=== EXERCISE INPUT ===

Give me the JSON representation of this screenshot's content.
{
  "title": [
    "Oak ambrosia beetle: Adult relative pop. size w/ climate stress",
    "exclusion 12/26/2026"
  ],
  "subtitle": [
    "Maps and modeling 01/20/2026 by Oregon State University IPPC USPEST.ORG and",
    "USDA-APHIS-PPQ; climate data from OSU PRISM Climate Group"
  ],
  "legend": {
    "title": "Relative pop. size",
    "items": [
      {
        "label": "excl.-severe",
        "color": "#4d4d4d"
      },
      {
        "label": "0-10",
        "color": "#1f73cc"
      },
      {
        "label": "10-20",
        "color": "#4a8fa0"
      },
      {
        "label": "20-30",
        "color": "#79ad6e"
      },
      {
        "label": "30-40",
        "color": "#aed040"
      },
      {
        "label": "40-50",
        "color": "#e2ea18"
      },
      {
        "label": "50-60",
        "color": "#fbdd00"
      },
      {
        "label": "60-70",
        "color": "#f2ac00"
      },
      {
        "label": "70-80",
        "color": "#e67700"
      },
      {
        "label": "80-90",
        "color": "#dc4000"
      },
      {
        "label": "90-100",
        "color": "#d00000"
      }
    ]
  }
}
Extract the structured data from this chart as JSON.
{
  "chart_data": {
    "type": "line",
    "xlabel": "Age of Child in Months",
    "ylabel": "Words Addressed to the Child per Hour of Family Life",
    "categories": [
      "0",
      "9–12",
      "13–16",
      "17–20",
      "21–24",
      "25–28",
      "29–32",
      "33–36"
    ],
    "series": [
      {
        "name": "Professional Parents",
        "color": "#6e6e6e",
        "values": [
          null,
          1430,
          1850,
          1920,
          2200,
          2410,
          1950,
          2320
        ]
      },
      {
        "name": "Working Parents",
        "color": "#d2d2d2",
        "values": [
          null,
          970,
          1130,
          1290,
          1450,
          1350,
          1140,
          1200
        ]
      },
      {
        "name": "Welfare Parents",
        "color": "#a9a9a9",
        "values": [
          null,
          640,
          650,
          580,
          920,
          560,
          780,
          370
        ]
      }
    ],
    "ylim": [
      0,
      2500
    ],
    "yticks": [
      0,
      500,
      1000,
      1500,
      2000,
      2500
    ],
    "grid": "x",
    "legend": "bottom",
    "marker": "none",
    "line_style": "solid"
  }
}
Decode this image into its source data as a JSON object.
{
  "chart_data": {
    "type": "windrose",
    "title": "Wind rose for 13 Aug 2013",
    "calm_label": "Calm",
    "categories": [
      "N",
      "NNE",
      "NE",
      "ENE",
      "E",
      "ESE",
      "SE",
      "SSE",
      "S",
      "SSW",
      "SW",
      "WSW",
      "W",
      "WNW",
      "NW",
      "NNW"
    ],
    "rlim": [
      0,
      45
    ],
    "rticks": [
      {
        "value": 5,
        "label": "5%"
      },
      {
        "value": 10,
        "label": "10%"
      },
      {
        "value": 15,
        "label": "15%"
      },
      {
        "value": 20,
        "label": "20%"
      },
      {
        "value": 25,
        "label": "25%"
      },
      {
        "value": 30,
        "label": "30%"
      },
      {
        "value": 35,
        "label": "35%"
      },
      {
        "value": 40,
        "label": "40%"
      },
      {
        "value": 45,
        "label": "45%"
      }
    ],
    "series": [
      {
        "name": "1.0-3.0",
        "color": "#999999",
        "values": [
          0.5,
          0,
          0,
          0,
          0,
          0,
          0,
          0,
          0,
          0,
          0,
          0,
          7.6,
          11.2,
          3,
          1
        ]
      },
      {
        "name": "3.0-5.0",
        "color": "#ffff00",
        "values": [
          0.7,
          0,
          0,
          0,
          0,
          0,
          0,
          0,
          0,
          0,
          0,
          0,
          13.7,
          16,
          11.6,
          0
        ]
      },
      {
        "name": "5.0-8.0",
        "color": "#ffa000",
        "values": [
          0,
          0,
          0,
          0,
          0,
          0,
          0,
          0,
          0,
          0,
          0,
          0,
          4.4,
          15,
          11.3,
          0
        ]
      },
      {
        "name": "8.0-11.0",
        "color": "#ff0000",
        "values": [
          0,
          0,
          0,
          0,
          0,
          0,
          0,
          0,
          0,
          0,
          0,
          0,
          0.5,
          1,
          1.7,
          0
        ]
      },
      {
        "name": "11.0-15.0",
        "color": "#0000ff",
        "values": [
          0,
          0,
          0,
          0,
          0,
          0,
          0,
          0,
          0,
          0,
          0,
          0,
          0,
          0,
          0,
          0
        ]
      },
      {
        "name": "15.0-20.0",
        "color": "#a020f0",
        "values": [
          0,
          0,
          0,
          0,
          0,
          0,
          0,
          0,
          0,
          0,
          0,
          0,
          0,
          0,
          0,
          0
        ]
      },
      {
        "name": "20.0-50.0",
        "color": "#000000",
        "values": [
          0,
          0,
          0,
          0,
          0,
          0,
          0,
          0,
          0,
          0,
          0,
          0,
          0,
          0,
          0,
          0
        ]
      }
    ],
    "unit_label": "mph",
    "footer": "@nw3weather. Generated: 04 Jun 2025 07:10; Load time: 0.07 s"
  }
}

=== GIVEN PROBLEM ===
Gather up the lines containing the word "JSON" from these records and copy them.

=== WRITTEN ANSWER ===
Give me the JSON representation of this screenshot's content.
Extract the structured data from this chart as JSON.
Decode this image into its source data as a JSON object.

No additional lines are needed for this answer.